> _Data tied to figure images_
=-=-=

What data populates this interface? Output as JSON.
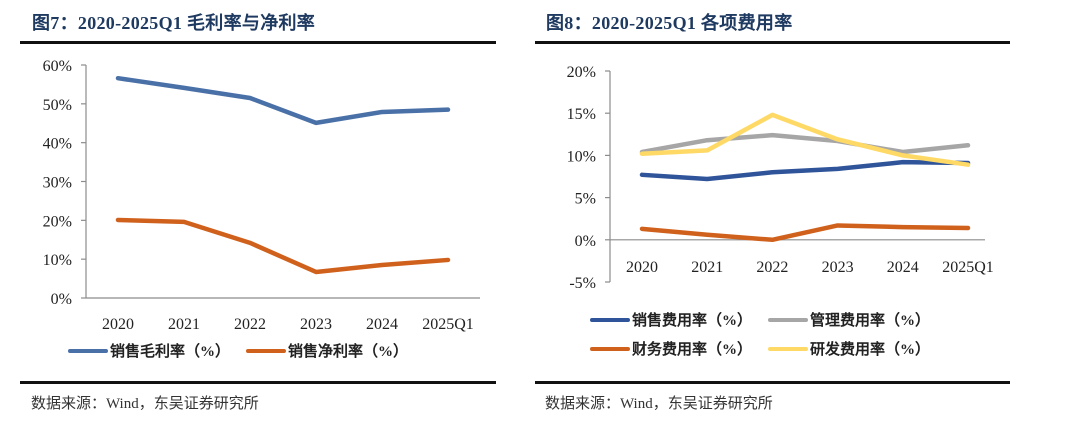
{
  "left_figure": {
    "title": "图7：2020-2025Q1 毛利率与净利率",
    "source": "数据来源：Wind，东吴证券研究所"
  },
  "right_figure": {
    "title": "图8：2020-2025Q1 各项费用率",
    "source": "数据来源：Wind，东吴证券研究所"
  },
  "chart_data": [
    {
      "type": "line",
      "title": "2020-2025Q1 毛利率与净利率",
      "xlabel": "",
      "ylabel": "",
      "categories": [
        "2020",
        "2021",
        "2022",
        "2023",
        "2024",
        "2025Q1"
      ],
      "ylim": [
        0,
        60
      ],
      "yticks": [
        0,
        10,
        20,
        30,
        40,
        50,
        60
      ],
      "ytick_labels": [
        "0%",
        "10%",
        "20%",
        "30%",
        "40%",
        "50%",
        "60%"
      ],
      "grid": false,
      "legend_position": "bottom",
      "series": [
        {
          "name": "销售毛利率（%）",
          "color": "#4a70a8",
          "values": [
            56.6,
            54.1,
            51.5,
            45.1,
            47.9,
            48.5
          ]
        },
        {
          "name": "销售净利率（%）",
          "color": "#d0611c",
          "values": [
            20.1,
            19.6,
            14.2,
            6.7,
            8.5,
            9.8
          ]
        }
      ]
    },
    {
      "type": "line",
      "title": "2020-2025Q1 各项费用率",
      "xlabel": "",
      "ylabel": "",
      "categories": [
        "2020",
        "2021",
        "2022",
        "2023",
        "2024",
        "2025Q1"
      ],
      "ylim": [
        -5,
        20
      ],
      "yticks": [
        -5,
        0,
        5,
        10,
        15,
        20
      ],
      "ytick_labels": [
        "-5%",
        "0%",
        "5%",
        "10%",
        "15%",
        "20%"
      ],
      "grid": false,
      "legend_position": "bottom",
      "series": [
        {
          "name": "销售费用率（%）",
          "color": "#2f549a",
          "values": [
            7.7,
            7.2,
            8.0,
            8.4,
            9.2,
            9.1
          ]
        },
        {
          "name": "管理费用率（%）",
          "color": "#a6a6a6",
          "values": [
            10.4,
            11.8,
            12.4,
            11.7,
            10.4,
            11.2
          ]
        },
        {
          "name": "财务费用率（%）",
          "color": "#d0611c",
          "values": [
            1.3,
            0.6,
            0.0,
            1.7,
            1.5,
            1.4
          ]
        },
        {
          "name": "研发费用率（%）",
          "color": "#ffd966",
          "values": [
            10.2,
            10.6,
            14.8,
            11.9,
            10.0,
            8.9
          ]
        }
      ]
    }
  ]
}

=-=-=

> _WHAT YOU ARE ASKED TO DO_
The entries above should be reproduced exactly, without their pictures.

> _TASK OUTPUT_
What data populates this interface? Output as JSON.
{
  "left_figure": {
    "title": "图7：2020-2025Q1 毛利率与净利率",
    "source": "数据来源：Wind，东吴证券研究所"
  },
  "right_figure": {
    "title": "图8：2020-2025Q1 各项费用率",
    "source": "数据来源：Wind，东吴证券研究所"
  },
  "chart_data": [
    {
      "type": "line",
      "title": "2020-2025Q1 毛利率与净利率",
      "xlabel": "",
      "ylabel": "",
      "categories": [
        "2020",
        "2021",
        "2022",
        "2023",
        "2024",
        "2025Q1"
      ],
      "ylim": [
        0,
        60
      ],
      "yticks": [
        0,
        10,
        20,
        30,
        40,
        50,
        60
      ],
      "ytick_labels": [
        "0%",
        "10%",
        "20%",
        "30%",
        "40%",
        "50%",
        "60%"
      ],
      "grid": false,
      "legend_position": "bottom",
      "series": [
        {
          "name": "销售毛利率（%）",
          "color": "#4a70a8",
          "values": [
            56.6,
            54.1,
            51.5,
            45.1,
            47.9,
            48.5
          ]
        },
        {
          "name": "销售净利率（%）",
          "color": "#d0611c",
          "values": [
            20.1,
            19.6,
            14.2,
            6.7,
            8.5,
            9.8
          ]
        }
      ]
    },
    {
      "type": "line",
      "title": "2020-2025Q1 各项费用率",
      "xlabel": "",
      "ylabel": "",
      "categories": [
        "2020",
        "2021",
        "2022",
        "2023",
        "2024",
        "2025Q1"
      ],
      "ylim": [
        -5,
        20
      ],
      "yticks": [
        -5,
        0,
        5,
        10,
        15,
        20
      ],
      "ytick_labels": [
        "-5%",
        "0%",
        "5%",
        "10%",
        "15%",
        "20%"
      ],
      "grid": false,
      "legend_position": "bottom",
      "series": [
        {
          "name": "销售费用率（%）",
          "color": "#2f549a",
          "values": [
            7.7,
            7.2,
            8.0,
            8.4,
            9.2,
            9.1
          ]
        },
        {
          "name": "管理费用率（%）",
          "color": "#a6a6a6",
          "values": [
            10.4,
            11.8,
            12.4,
            11.7,
            10.4,
            11.2
          ]
        },
        {
          "name": "财务费用率（%）",
          "color": "#d0611c",
          "values": [
            1.3,
            0.6,
            0.0,
            1.7,
            1.5,
            1.4
          ]
        },
        {
          "name": "研发费用率（%）",
          "color": "#ffd966",
          "values": [
            10.2,
            10.6,
            14.8,
            11.9,
            10.0,
            8.9
          ]
        }
      ]
    }
  ]
}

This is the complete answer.